■ DESCRIPTION OF THE TASK
Restate the data below word for word. Skip any images it contains.

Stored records
..............................

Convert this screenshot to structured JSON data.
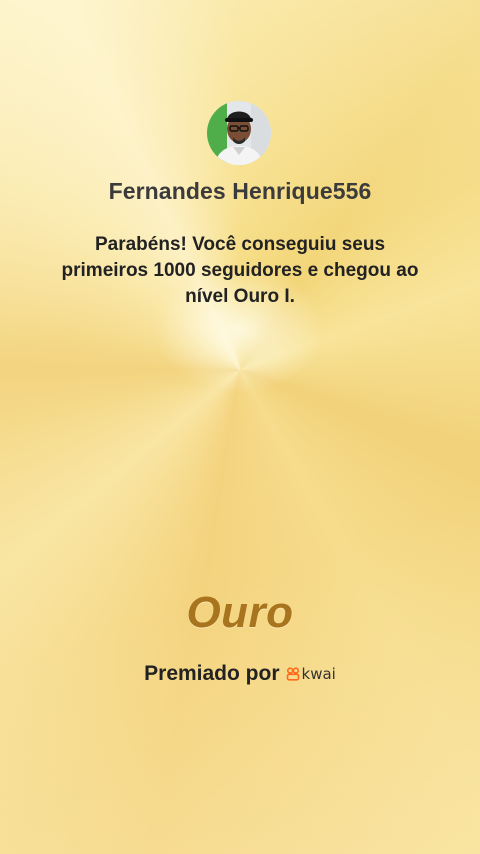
{
  "user": {
    "name": "Fernandes Henrique556"
  },
  "message": "Parabéns! Você conseguiu seus primeiros 1000 seguidores e chegou ao nível Ouro I.",
  "tier": {
    "label": "Ouro",
    "accent_color": "#a8741e"
  },
  "awarded_by": {
    "label": "Premiado por",
    "brand": "kwai",
    "brand_color": "#ff6a1a",
    "icon": "kwai-logo-icon"
  },
  "background": {
    "colors": [
      "#f6dd86",
      "#f9e6a4",
      "#fdf0c2"
    ]
  }
}
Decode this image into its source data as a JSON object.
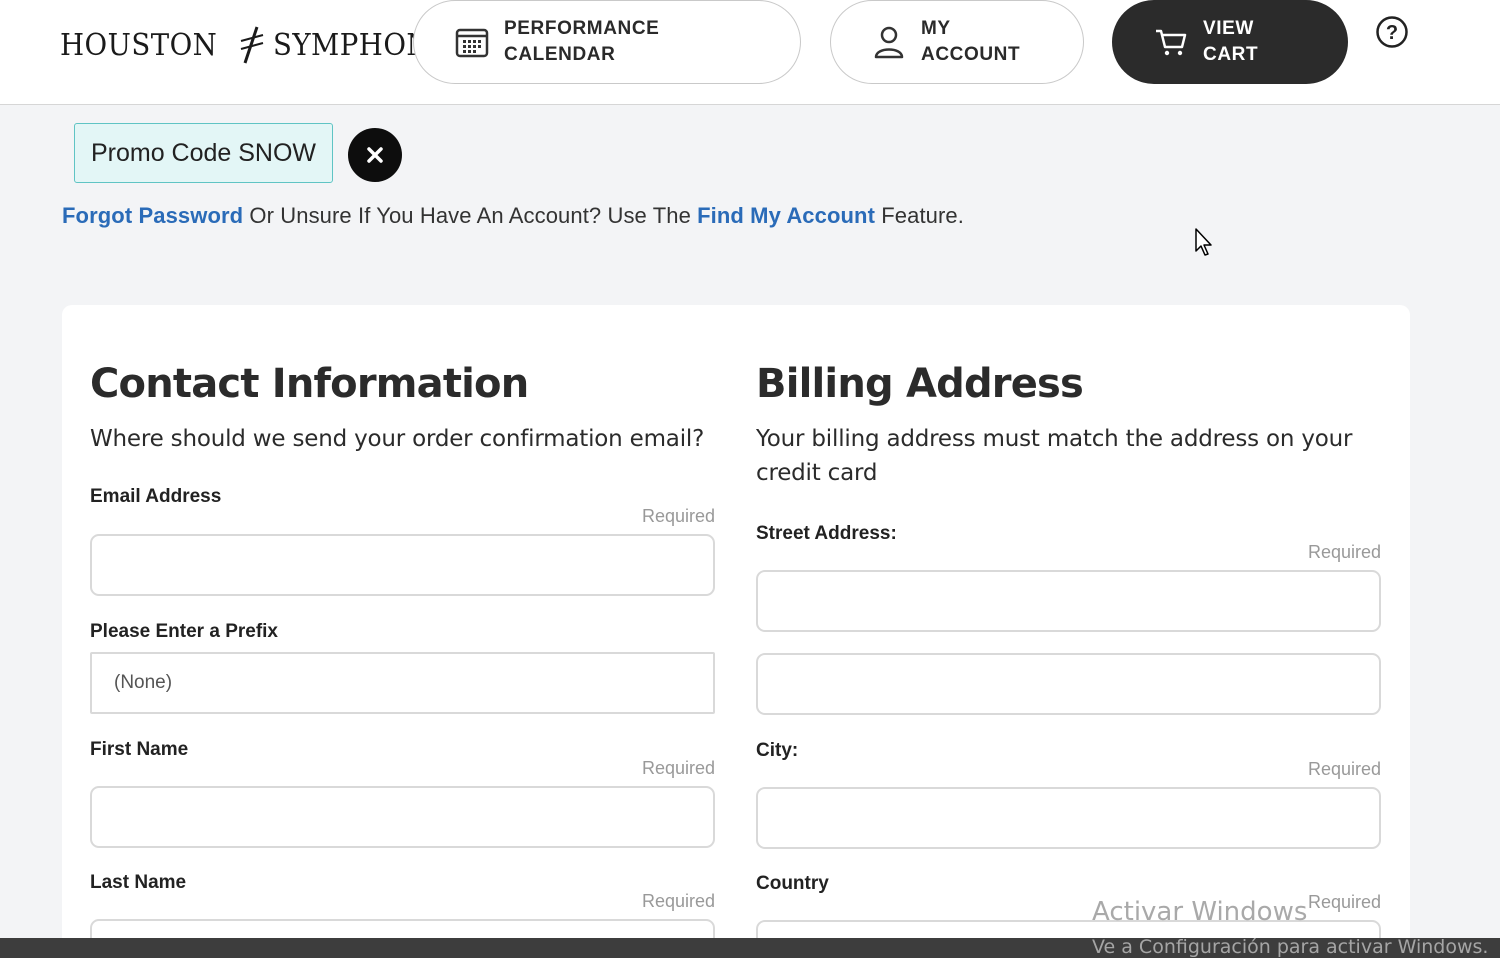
{
  "header": {
    "logo_left": "HOUSTON",
    "logo_right": "SYMPHONY",
    "calendar_label": "PERFORMANCE CALENDAR",
    "account_label": "MY ACCOUNT",
    "cart_label": "VIEW CART",
    "help_icon": "question-circle-icon"
  },
  "promo": {
    "label": "Promo Code SNOW",
    "close_icon": "close-icon"
  },
  "help_line": {
    "forgot_link": "Forgot Password",
    "middle_text": " Or Unsure If You Have An Account? Use The ",
    "find_link": "Find My Account",
    "end_text": " Feature."
  },
  "contact": {
    "title": "Contact Information",
    "subtitle": "Where should we send your order confirmation email?",
    "email_label": "Email Address",
    "email_required": "Required",
    "email_value": "",
    "prefix_label": "Please Enter a Prefix",
    "prefix_value": "(None)",
    "first_name_label": "First Name",
    "first_name_required": "Required",
    "first_name_value": "",
    "last_name_label": "Last Name",
    "last_name_required": "Required"
  },
  "billing": {
    "title": "Billing Address",
    "subtitle": "Your billing address must match the address on your credit card",
    "street_label": "Street Address:",
    "street_required": "Required",
    "street1_value": "",
    "street2_value": "",
    "city_label": "City:",
    "city_required": "Required",
    "city_value": "",
    "country_label": "Country",
    "country_required": "Required"
  },
  "windows": {
    "line1": "Activar Windows",
    "line2": "Ve a Configuración para activar Windows."
  }
}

..............................

■ COMPLETED EXERCISE
Convert this screenshot to structured JSON data.
{
  "user": {
    "name": "Fernandes Henrique556"
  },
  "message": "Parabéns! Você conseguiu seus primeiros 1000 seguidores e chegou ao nível Ouro I.",
  "tier": {
    "label": "Ouro",
    "accent_color": "#a8741e"
  },
  "awarded_by": {
    "label": "Premiado por",
    "brand": "kwai",
    "brand_color": "#ff6a1a",
    "icon": "kwai-logo-icon"
  },
  "background": {
    "colors": [
      "#f6dd86",
      "#f9e6a4",
      "#fdf0c2"
    ]
  }
}
Decode this image into its source data as a JSON object.
{
  "header": {
    "logo_left": "HOUSTON",
    "logo_right": "SYMPHONY",
    "calendar_label": "PERFORMANCE CALENDAR",
    "account_label": "MY ACCOUNT",
    "cart_label": "VIEW CART",
    "help_icon": "question-circle-icon"
  },
  "promo": {
    "label": "Promo Code SNOW",
    "close_icon": "close-icon"
  },
  "help_line": {
    "forgot_link": "Forgot Password",
    "middle_text": " Or Unsure If You Have An Account? Use The ",
    "find_link": "Find My Account",
    "end_text": " Feature."
  },
  "contact": {
    "title": "Contact Information",
    "subtitle": "Where should we send your order confirmation email?",
    "email_label": "Email Address",
    "email_required": "Required",
    "email_value": "",
    "prefix_label": "Please Enter a Prefix",
    "prefix_value": "(None)",
    "first_name_label": "First Name",
    "first_name_required": "Required",
    "first_name_value": "",
    "last_name_label": "Last Name",
    "last_name_required": "Required"
  },
  "billing": {
    "title": "Billing Address",
    "subtitle": "Your billing address must match the address on your credit card",
    "street_label": "Street Address:",
    "street_required": "Required",
    "street1_value": "",
    "street2_value": "",
    "city_label": "City:",
    "city_required": "Required",
    "city_value": "",
    "country_label": "Country",
    "country_required": "Required"
  },
  "windows": {
    "line1": "Activar Windows",
    "line2": "Ve a Configuración para activar Windows."
  }
}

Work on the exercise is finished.